### TASK
Copy every record exactly, and keep the pictures out.

* begin GIVEN INFORMATION *

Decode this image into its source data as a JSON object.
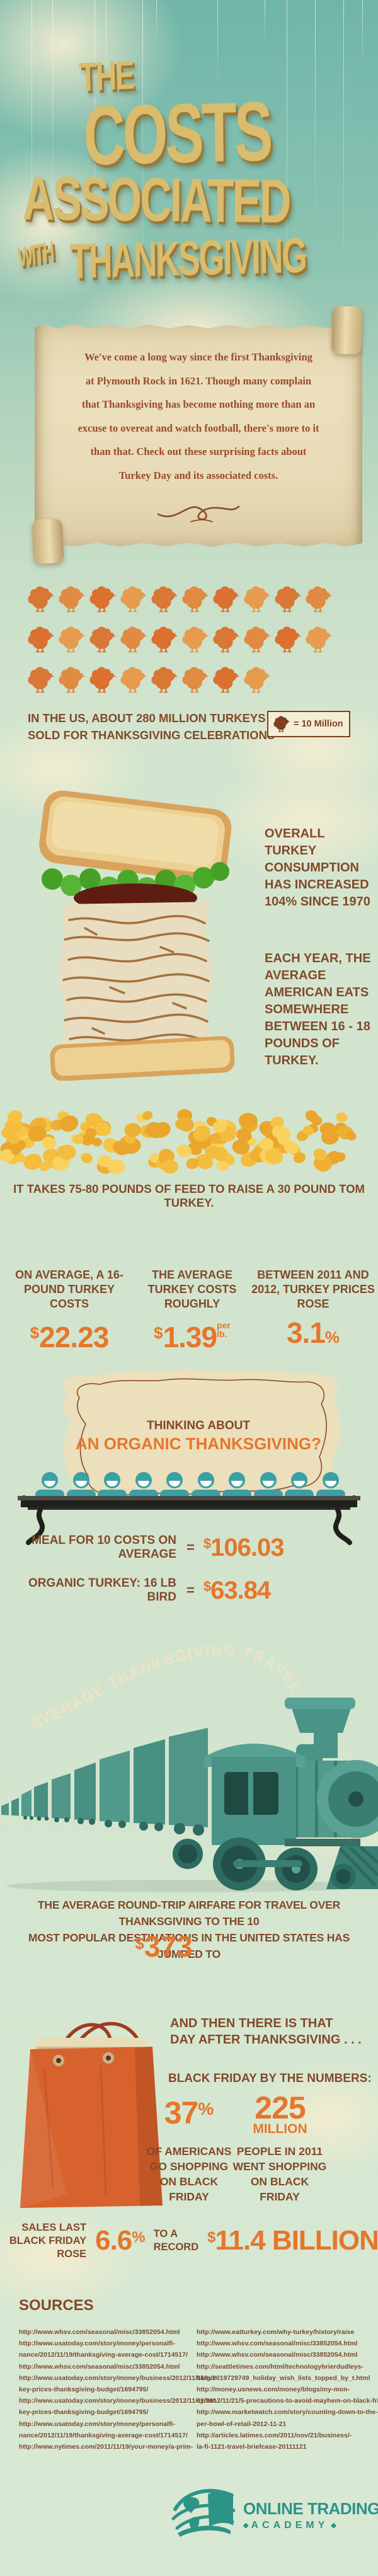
{
  "title": {
    "the": "THE",
    "costs": "COSTS",
    "associated": "ASSOCIATED",
    "with": "WITH",
    "thanksgiving": "THANKSGIVING"
  },
  "intro": {
    "lines": [
      "We've come a long way since the first Thanksgiving",
      "at Plymouth Rock in 1621. Though many complain",
      "that Thanksgiving has become nothing more than an",
      "excuse to overeat and watch football, there's more to it",
      "than that. Check out these surprising facts about",
      "Turkey Day and its associated costs."
    ]
  },
  "turkeys_sold": {
    "caption": [
      "IN THE US, ABOUT 280 MILLION TURKEYS ARE",
      "SOLD FOR THANKSGIVING CELEBRATIONS"
    ],
    "legend_label": "= 10 Million",
    "rows": [
      10,
      10,
      8
    ],
    "icon": "turkey-icon",
    "unit_value": "10 Million",
    "total": "280 Million"
  },
  "consumption": {
    "fact1": "OVERALL TURKEY CONSUMPTION HAS INCREASED 104% SINCE 1970",
    "fact2": "EACH YEAR, THE AVERAGE AMERICAN EATS SOMEWHERE BETWEEN 16 - 18 POUNDS OF TURKEY."
  },
  "feed": {
    "caption": "IT TAKES 75-80 POUNDS OF FEED TO RAISE A 30 POUND TOM TURKEY."
  },
  "stats": [
    {
      "label": "ON AVERAGE, A 16-POUND TURKEY COSTS",
      "currency": "$",
      "value": "22.23"
    },
    {
      "label": "THE AVERAGE TURKEY COSTS ROUGHLY",
      "currency": "$",
      "value": "1.39",
      "unit_top": "per",
      "unit_bottom": "lb."
    },
    {
      "label": "BETWEEN 2011 AND 2012, TURKEY PRICES ROSE",
      "value": "3.1",
      "unit": "%"
    }
  ],
  "organic": {
    "heading1": "THINKING ABOUT",
    "heading2": "AN ORGANIC THANKSGIVING?",
    "people": 10,
    "rows": [
      {
        "label": "MEAL FOR 10 COSTS ON AVERAGE",
        "eq": "=",
        "currency": "$",
        "value": "106.03"
      },
      {
        "label": "ORGANIC TURKEY: 16 LB BIRD",
        "eq": "=",
        "currency": "$",
        "value": "63.84"
      }
    ]
  },
  "travel": {
    "arc": "AVERAGE THANKSGIVING TRAVEL COST",
    "caption": [
      "THE AVERAGE ROUND-TRIP AIRFARE FOR TRAVEL OVER THANKSGIVING TO THE 10",
      "MOST POPULAR DESTINATIONS IN THE UNITED STATES HAS JUMPED TO"
    ],
    "currency": "$",
    "value": "373"
  },
  "black_friday": {
    "intro": [
      "AND THEN THERE IS THAT",
      "DAY AFTER THANKSGIVING . . ."
    ],
    "heading": "BLACK FRIDAY BY THE NUMBERS:",
    "stat1": {
      "value": "37",
      "unit": "%",
      "label": "OF AMERICANS GO SHOPPING ON BLACK FRIDAY"
    },
    "stat2": {
      "value": "225",
      "unit": "MILLION",
      "label": "PEOPLE IN 2011 WENT SHOPPING ON BLACK FRIDAY"
    },
    "sales": {
      "lead": "SALES LAST BLACK FRIDAY ROSE",
      "pct": "6.6",
      "pct_unit": "%",
      "mid": "TO A RECORD",
      "currency": "$",
      "value": "11.4 BILLION"
    }
  },
  "sources": {
    "heading": "SOURCES",
    "col1": [
      "http://www.whsv.com/seasonal/misc/33852054.html",
      "http://www.usatoday.com/story/money/personalfi-",
      "nance/2012/11/19/thanksgiving-average-cost/1714517/",
      "http://www.whsv.com/seasonal/misc/33852054.html",
      "http://www.usatoday.com/story/money/business/2012/11/11/tur-",
      "key-prices-thanksgiving-budget/1694795/",
      "http://www.usatoday.com/story/money/business/2012/11/11/tur-",
      "key-prices-thanksgiving-budget/1694795/",
      "http://www.usatoday.com/story/money/personalfi-",
      "nance/2012/11/19/thanksgiving-average-cost/1714517/",
      "http://www.nytimes.com/2011/11/19/your-money/a-prim-"
    ],
    "col2": [
      "http://www.eatturkey.com/why-turkey/history/raise",
      "http://www.whsv.com/seasonal/misc/33852054.html",
      "http://www.whsv.com/seasonal/misc/33852054.html",
      "http://seattletimes.com/html/technologybrierdudleys-",
      "blog/2019729749_holiday_wish_lists_topped_by_t.html",
      "http://money.usnews.com/money/blogs/my-mon-",
      "ey/2012/11/21/5-precautions-to-avoid-mayhem-on-black-friday",
      "http://www.marketwatch.com/story/counting-down-to-the-su-",
      "per-bowl-of-retail-2012-11-21",
      "http://articles.latimes.com/2011/nov/21/business/-",
      "la-fi-1121-travel-briefcase-20111121"
    ]
  },
  "brand": {
    "line1": "ONLINE TRADING",
    "reg": "®",
    "line2": "ACADEMY",
    "diamond": "◆"
  },
  "colors": {
    "accent_orange": "#e5762c",
    "text_brown": "#82492a",
    "gold": "#d9bc6d",
    "teal_figure": "#3ba0a6",
    "logo_teal": "#2e9387",
    "parchment": "#ecdfbd"
  },
  "chart_data": {
    "type": "pictograph",
    "icon": "turkey",
    "unit_label": "= 10 Million",
    "rows": [
      10,
      10,
      8
    ],
    "total_icons": 28,
    "total_value": "280 million turkeys sold for Thanksgiving celebrations"
  }
}
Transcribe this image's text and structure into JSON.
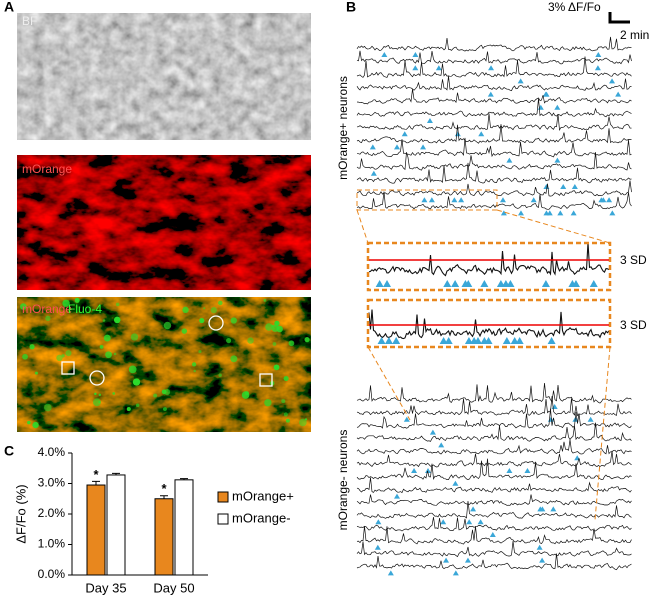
{
  "panel_labels": [
    "A",
    "B",
    "C"
  ],
  "images": {
    "bf": "BF",
    "morange": "mOrange",
    "merge_red": "mOrange",
    "merge_green": "Fluo-4"
  },
  "traces": {
    "scale_y": "3% ΔF/Fo",
    "scale_x": "2 min",
    "group_pos": "mOrange+ neurons",
    "group_neg": "mOrange- neurons",
    "threshold_labels": [
      "3 SD",
      "3 SD"
    ]
  },
  "chart_data": {
    "type": "bar",
    "y_label": "ΔF/Fo (%)",
    "categories": [
      "Day 35",
      "Day 50"
    ],
    "series": [
      {
        "name": "mOrange+",
        "color": "#e8871e",
        "values": [
          2.95,
          2.5
        ],
        "errors": [
          0.12,
          0.1
        ],
        "significance": [
          "*",
          "*"
        ]
      },
      {
        "name": "mOrange-",
        "color": "#ffffff",
        "values": [
          3.28,
          3.12
        ],
        "errors": [
          0.05,
          0.04
        ]
      }
    ],
    "ylim": [
      0,
      4
    ],
    "yticks": [
      {
        "value": 0,
        "label": "0.0%"
      },
      {
        "value": 1,
        "label": "1.0%"
      },
      {
        "value": 2,
        "label": "2.0%"
      },
      {
        "value": 3,
        "label": "3.0%"
      },
      {
        "value": 4,
        "label": "4.0%"
      }
    ]
  }
}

* end GIVEN INFORMATION *

### TASK RESULT
Decode this image into its source data as a JSON object.
{
  "title": {
    "the": "THE",
    "costs": "COSTS",
    "associated": "ASSOCIATED",
    "with": "WITH",
    "thanksgiving": "THANKSGIVING"
  },
  "intro": {
    "lines": [
      "We've come a long way since the first Thanksgiving",
      "at Plymouth Rock in 1621. Though many complain",
      "that Thanksgiving has become nothing more than an",
      "excuse to overeat and watch football, there's more to it",
      "than that. Check out these surprising facts about",
      "Turkey Day and its associated costs."
    ]
  },
  "turkeys_sold": {
    "caption": [
      "IN THE US, ABOUT 280 MILLION TURKEYS ARE",
      "SOLD FOR THANKSGIVING CELEBRATIONS"
    ],
    "legend_label": "= 10 Million",
    "rows": [
      10,
      10,
      8
    ],
    "icon": "turkey-icon",
    "unit_value": "10 Million",
    "total": "280 Million"
  },
  "consumption": {
    "fact1": "OVERALL TURKEY CONSUMPTION HAS INCREASED 104% SINCE 1970",
    "fact2": "EACH YEAR, THE AVERAGE AMERICAN EATS SOMEWHERE BETWEEN 16 - 18 POUNDS OF TURKEY."
  },
  "feed": {
    "caption": "IT TAKES 75-80 POUNDS OF FEED TO RAISE A 30 POUND TOM TURKEY."
  },
  "stats": [
    {
      "label": "ON AVERAGE, A 16-POUND TURKEY COSTS",
      "currency": "$",
      "value": "22.23"
    },
    {
      "label": "THE AVERAGE TURKEY COSTS ROUGHLY",
      "currency": "$",
      "value": "1.39",
      "unit_top": "per",
      "unit_bottom": "lb."
    },
    {
      "label": "BETWEEN 2011 AND 2012, TURKEY PRICES ROSE",
      "value": "3.1",
      "unit": "%"
    }
  ],
  "organic": {
    "heading1": "THINKING ABOUT",
    "heading2": "AN ORGANIC THANKSGIVING?",
    "people": 10,
    "rows": [
      {
        "label": "MEAL FOR 10 COSTS ON AVERAGE",
        "eq": "=",
        "currency": "$",
        "value": "106.03"
      },
      {
        "label": "ORGANIC TURKEY: 16 LB BIRD",
        "eq": "=",
        "currency": "$",
        "value": "63.84"
      }
    ]
  },
  "travel": {
    "arc": "AVERAGE THANKSGIVING TRAVEL COST",
    "caption": [
      "THE AVERAGE ROUND-TRIP AIRFARE FOR TRAVEL OVER THANKSGIVING TO THE 10",
      "MOST POPULAR DESTINATIONS IN THE UNITED STATES HAS JUMPED TO"
    ],
    "currency": "$",
    "value": "373"
  },
  "black_friday": {
    "intro": [
      "AND THEN THERE IS THAT",
      "DAY AFTER THANKSGIVING . . ."
    ],
    "heading": "BLACK FRIDAY BY THE NUMBERS:",
    "stat1": {
      "value": "37",
      "unit": "%",
      "label": "OF AMERICANS GO SHOPPING ON BLACK FRIDAY"
    },
    "stat2": {
      "value": "225",
      "unit": "MILLION",
      "label": "PEOPLE IN 2011 WENT SHOPPING ON BLACK FRIDAY"
    },
    "sales": {
      "lead": "SALES LAST BLACK FRIDAY ROSE",
      "pct": "6.6",
      "pct_unit": "%",
      "mid": "TO A RECORD",
      "currency": "$",
      "value": "11.4 BILLION"
    }
  },
  "sources": {
    "heading": "SOURCES",
    "col1": [
      "http://www.whsv.com/seasonal/misc/33852054.html",
      "http://www.usatoday.com/story/money/personalfi-",
      "nance/2012/11/19/thanksgiving-average-cost/1714517/",
      "http://www.whsv.com/seasonal/misc/33852054.html",
      "http://www.usatoday.com/story/money/business/2012/11/11/tur-",
      "key-prices-thanksgiving-budget/1694795/",
      "http://www.usatoday.com/story/money/business/2012/11/11/tur-",
      "key-prices-thanksgiving-budget/1694795/",
      "http://www.usatoday.com/story/money/personalfi-",
      "nance/2012/11/19/thanksgiving-average-cost/1714517/",
      "http://www.nytimes.com/2011/11/19/your-money/a-prim-"
    ],
    "col2": [
      "http://www.eatturkey.com/why-turkey/history/raise",
      "http://www.whsv.com/seasonal/misc/33852054.html",
      "http://www.whsv.com/seasonal/misc/33852054.html",
      "http://seattletimes.com/html/technologybrierdudleys-",
      "blog/2019729749_holiday_wish_lists_topped_by_t.html",
      "http://money.usnews.com/money/blogs/my-mon-",
      "ey/2012/11/21/5-precautions-to-avoid-mayhem-on-black-friday",
      "http://www.marketwatch.com/story/counting-down-to-the-su-",
      "per-bowl-of-retail-2012-11-21",
      "http://articles.latimes.com/2011/nov/21/business/-",
      "la-fi-1121-travel-briefcase-20111121"
    ]
  },
  "brand": {
    "line1": "ONLINE TRADING",
    "reg": "®",
    "line2": "ACADEMY",
    "diamond": "◆"
  },
  "colors": {
    "accent_orange": "#e5762c",
    "text_brown": "#82492a",
    "gold": "#d9bc6d",
    "teal_figure": "#3ba0a6",
    "logo_teal": "#2e9387",
    "parchment": "#ecdfbd"
  },
  "chart_data": {
    "type": "pictograph",
    "icon": "turkey",
    "unit_label": "= 10 Million",
    "rows": [
      10,
      10,
      8
    ],
    "total_icons": 28,
    "total_value": "280 million turkeys sold for Thanksgiving celebrations"
  }
}
Transcribe this image's text and structure into JSON.
{
  "panel_labels": [
    "A",
    "B",
    "C"
  ],
  "images": {
    "bf": "BF",
    "morange": "mOrange",
    "merge_red": "mOrange",
    "merge_green": "Fluo-4"
  },
  "traces": {
    "scale_y": "3% ΔF/Fo",
    "scale_x": "2 min",
    "group_pos": "mOrange+ neurons",
    "group_neg": "mOrange- neurons",
    "threshold_labels": [
      "3 SD",
      "3 SD"
    ]
  },
  "chart_data": {
    "type": "bar",
    "y_label": "ΔF/Fo (%)",
    "categories": [
      "Day 35",
      "Day 50"
    ],
    "series": [
      {
        "name": "mOrange+",
        "color": "#e8871e",
        "values": [
          2.95,
          2.5
        ],
        "errors": [
          0.12,
          0.1
        ],
        "significance": [
          "*",
          "*"
        ]
      },
      {
        "name": "mOrange-",
        "color": "#ffffff",
        "values": [
          3.28,
          3.12
        ],
        "errors": [
          0.05,
          0.04
        ]
      }
    ],
    "ylim": [
      0,
      4
    ],
    "yticks": [
      {
        "value": 0,
        "label": "0.0%"
      },
      {
        "value": 1,
        "label": "1.0%"
      },
      {
        "value": 2,
        "label": "2.0%"
      },
      {
        "value": 3,
        "label": "3.0%"
      },
      {
        "value": 4,
        "label": "4.0%"
      }
    ]
  }
}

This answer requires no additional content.